● Requirement: Find the lines that hold the word "true" and return them.

● Data items:
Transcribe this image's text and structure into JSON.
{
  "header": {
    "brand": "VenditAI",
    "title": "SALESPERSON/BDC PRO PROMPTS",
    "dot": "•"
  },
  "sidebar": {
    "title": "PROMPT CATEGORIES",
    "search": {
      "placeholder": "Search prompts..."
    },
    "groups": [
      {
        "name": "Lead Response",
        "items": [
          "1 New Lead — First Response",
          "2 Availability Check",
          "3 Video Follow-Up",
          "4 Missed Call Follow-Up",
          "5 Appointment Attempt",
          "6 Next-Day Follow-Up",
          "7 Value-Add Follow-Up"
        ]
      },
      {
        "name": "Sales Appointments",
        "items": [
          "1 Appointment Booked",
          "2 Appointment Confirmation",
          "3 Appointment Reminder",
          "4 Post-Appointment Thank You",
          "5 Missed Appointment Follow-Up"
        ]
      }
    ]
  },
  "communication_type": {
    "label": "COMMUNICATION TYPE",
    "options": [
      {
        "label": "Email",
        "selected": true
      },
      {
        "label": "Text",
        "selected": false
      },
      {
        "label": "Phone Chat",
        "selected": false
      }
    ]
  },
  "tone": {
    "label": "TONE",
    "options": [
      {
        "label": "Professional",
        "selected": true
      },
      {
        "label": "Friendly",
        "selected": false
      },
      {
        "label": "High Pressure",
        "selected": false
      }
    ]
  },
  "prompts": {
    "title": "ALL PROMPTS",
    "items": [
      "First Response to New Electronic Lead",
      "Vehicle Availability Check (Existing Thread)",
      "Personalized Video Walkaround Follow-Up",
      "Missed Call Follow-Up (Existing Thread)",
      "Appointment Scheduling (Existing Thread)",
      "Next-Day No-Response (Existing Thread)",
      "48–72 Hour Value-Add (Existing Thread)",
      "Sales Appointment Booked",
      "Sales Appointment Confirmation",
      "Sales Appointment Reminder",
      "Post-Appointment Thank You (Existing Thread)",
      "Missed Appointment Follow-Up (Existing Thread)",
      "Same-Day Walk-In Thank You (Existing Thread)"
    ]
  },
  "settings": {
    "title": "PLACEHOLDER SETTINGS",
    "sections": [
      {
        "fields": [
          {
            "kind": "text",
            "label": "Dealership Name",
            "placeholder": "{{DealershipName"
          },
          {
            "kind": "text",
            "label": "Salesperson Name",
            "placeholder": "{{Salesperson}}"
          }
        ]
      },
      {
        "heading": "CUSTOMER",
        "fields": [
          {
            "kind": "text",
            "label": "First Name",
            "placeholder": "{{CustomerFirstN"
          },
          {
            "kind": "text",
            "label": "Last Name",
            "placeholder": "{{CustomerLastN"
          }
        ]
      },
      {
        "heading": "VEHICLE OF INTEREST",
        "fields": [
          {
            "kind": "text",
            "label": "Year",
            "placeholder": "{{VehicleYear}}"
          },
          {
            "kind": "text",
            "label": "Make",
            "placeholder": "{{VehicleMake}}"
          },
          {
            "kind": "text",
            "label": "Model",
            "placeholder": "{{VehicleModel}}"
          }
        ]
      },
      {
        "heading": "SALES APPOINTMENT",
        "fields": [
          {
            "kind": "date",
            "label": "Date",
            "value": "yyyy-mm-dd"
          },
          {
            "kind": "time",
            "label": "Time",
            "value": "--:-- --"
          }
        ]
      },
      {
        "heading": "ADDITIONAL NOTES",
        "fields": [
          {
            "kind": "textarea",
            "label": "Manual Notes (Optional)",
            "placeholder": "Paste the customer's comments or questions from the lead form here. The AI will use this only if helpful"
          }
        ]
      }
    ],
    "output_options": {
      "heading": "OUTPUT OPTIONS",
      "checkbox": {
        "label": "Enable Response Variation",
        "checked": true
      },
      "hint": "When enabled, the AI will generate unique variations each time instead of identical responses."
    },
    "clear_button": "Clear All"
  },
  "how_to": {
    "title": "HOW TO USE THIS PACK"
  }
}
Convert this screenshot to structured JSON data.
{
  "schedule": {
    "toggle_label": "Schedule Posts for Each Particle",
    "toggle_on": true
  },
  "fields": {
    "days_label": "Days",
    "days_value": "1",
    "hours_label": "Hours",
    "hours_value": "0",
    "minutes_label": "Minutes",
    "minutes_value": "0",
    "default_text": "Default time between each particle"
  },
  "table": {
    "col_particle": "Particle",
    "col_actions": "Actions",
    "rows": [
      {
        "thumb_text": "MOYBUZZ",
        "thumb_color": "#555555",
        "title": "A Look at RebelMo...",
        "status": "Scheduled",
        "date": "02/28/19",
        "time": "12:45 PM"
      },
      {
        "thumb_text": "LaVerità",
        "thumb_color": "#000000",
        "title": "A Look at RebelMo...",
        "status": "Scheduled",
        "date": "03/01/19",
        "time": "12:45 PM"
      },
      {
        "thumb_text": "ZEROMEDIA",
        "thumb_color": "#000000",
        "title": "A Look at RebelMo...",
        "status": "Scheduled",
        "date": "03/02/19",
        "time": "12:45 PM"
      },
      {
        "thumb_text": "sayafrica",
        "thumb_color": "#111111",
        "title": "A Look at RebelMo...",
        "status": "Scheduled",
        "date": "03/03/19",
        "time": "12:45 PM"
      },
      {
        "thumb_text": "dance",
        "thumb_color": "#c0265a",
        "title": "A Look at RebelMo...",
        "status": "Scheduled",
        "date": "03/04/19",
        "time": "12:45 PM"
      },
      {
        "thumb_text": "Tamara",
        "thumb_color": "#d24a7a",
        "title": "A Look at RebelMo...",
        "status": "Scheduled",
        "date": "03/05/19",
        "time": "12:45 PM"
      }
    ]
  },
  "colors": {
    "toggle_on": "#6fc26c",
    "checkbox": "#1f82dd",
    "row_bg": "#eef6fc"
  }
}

● Response:
        "selected": true
        "selected": true
        "checked": true
    "toggle_on": true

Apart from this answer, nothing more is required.